Work to be completed: Say how many lines of these entries include the word "North", and answer with the number alone.

Available records:

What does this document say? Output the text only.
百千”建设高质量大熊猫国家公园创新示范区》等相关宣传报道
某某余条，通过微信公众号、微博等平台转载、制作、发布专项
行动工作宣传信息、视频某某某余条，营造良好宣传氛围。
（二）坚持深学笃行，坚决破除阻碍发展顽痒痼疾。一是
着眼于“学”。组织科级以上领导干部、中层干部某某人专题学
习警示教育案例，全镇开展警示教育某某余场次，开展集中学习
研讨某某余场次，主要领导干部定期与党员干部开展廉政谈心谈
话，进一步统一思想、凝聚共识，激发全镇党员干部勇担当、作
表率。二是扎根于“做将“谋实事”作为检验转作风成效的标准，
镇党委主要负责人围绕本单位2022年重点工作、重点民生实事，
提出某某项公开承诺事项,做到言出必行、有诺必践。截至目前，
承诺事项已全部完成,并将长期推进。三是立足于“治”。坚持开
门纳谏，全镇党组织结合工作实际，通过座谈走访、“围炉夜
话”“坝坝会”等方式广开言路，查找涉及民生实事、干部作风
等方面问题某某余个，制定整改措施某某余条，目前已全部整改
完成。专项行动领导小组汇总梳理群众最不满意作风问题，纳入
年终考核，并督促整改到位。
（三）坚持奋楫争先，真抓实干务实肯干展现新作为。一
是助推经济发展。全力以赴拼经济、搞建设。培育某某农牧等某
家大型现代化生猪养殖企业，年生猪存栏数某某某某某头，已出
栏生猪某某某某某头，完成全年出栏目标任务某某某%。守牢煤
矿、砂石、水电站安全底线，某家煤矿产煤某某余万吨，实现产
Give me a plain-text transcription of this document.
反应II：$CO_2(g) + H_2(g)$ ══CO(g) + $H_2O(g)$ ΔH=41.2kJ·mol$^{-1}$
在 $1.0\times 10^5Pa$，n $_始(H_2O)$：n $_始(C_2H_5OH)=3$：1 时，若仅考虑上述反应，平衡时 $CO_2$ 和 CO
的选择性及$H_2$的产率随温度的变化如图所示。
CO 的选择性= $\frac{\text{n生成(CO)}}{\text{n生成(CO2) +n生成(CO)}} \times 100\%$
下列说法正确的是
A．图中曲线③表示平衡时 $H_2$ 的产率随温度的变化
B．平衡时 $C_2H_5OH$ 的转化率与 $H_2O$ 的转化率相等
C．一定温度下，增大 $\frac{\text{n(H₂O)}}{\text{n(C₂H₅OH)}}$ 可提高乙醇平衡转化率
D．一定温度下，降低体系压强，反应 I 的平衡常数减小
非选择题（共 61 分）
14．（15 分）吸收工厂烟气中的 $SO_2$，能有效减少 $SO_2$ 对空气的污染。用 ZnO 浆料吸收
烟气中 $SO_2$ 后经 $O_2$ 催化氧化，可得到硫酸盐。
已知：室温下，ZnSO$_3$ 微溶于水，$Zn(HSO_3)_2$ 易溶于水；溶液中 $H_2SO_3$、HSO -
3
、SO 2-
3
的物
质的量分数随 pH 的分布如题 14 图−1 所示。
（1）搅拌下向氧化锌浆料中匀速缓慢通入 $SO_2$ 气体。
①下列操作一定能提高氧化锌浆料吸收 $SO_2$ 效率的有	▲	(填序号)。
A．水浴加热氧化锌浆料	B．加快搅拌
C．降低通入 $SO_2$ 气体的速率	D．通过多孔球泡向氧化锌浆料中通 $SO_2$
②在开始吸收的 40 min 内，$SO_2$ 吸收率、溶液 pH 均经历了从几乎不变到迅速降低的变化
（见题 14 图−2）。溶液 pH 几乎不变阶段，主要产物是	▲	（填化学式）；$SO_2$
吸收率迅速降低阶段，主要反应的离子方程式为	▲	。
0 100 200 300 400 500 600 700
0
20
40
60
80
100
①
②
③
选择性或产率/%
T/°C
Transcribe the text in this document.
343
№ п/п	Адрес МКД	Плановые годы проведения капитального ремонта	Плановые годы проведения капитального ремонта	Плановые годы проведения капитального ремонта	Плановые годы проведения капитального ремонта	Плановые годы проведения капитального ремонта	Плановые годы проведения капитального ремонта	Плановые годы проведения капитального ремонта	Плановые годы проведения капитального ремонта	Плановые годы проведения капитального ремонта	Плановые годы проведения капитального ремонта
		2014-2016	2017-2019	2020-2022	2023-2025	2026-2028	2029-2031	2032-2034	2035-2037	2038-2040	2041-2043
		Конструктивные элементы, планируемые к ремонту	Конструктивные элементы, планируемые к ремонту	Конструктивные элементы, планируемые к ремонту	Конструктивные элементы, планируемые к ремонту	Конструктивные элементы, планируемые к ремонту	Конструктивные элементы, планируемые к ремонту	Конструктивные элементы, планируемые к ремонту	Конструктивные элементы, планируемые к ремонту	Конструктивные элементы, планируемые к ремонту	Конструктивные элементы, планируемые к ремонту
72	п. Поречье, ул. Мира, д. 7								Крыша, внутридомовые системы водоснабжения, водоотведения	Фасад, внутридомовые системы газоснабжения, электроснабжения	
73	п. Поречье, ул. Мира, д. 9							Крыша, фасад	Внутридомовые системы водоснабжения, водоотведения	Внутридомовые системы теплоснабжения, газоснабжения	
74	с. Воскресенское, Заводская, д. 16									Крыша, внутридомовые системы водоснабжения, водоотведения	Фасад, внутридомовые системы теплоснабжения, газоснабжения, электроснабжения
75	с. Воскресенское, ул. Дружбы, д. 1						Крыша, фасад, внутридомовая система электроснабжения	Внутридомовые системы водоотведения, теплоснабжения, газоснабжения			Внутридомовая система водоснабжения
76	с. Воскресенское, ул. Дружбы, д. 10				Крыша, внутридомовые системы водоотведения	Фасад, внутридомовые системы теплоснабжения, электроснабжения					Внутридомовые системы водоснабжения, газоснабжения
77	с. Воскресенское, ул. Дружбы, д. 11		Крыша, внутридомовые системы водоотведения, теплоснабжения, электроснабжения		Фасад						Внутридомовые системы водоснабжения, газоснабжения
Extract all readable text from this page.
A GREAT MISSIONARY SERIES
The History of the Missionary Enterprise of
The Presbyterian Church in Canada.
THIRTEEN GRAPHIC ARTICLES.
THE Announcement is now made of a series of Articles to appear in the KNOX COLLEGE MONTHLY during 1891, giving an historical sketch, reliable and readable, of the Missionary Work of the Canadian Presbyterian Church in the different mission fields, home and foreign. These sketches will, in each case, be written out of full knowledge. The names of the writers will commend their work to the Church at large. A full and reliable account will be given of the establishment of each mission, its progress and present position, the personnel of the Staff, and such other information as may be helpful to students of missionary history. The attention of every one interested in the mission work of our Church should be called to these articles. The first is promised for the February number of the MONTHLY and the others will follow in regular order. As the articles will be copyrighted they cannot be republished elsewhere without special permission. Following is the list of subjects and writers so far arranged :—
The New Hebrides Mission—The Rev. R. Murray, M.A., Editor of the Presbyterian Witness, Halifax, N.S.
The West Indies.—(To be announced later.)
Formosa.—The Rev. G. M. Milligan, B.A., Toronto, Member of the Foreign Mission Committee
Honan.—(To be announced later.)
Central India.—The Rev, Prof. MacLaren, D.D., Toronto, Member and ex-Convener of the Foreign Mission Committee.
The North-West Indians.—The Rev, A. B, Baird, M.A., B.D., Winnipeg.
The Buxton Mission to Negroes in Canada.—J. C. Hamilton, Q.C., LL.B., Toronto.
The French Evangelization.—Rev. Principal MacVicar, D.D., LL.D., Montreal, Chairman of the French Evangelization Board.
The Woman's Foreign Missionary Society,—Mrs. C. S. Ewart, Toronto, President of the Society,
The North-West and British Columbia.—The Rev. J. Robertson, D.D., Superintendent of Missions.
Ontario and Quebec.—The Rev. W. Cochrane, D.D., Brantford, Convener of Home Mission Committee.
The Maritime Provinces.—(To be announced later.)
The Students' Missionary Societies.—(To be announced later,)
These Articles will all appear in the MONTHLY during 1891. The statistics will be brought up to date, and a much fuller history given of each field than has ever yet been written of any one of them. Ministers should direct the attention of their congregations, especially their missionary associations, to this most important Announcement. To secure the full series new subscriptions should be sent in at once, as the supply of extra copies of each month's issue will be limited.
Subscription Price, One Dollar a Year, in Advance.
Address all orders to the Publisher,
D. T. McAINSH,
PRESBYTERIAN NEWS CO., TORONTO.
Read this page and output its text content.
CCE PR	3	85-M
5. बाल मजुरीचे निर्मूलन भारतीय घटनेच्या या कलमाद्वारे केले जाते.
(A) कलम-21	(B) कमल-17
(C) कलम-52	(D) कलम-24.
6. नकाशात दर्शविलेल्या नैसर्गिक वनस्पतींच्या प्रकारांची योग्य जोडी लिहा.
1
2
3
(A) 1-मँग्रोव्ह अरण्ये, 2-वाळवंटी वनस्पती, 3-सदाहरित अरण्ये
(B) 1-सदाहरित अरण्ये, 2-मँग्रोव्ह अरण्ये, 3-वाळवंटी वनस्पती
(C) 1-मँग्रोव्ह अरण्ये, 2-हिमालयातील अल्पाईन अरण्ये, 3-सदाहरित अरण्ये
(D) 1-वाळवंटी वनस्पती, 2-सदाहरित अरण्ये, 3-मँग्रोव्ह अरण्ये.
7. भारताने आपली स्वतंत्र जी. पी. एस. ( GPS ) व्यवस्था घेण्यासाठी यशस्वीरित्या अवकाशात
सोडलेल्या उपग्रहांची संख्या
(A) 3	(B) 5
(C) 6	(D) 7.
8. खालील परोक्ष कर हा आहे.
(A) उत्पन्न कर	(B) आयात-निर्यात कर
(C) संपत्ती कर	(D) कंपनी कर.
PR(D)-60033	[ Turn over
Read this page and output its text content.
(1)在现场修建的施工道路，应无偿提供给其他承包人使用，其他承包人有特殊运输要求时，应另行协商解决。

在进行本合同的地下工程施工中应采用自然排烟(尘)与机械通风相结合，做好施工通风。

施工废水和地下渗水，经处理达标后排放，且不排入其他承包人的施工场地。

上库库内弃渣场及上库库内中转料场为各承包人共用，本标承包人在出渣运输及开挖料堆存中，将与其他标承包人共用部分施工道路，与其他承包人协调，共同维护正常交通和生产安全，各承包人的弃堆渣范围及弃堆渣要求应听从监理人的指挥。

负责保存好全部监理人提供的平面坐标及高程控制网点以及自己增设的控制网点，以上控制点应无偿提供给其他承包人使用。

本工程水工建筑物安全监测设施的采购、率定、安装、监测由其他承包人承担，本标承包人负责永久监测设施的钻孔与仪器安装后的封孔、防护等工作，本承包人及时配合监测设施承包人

Exercise result: 2